Some lines of these records may hold the word "frac"; state how many, using only the number.

> **RECORDS TO PROCESS**:
start

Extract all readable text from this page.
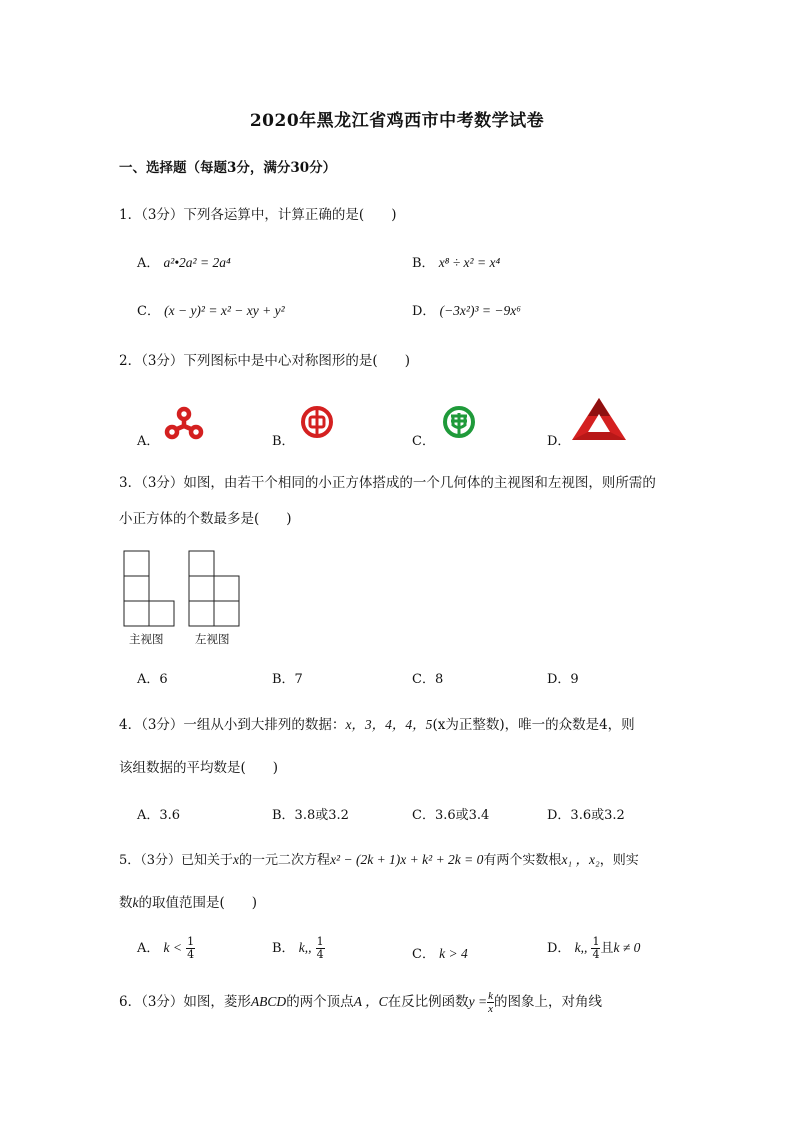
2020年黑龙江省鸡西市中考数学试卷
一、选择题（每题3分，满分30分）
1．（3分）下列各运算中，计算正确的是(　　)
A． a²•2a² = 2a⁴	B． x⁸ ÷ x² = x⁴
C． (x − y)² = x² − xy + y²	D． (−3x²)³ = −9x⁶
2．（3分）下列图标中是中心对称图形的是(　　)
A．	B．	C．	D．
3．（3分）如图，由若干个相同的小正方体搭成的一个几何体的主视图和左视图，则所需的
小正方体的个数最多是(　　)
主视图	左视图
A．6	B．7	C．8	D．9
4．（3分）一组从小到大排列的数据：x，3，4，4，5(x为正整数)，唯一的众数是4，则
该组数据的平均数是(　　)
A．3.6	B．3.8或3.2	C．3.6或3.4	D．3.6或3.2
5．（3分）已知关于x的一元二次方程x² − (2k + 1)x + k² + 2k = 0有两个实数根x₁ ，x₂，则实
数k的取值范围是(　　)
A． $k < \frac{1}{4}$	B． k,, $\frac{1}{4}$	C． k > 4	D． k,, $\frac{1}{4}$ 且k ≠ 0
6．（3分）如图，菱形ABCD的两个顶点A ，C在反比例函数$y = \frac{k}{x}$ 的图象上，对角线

end

> **ANSWER IN FULL**: 2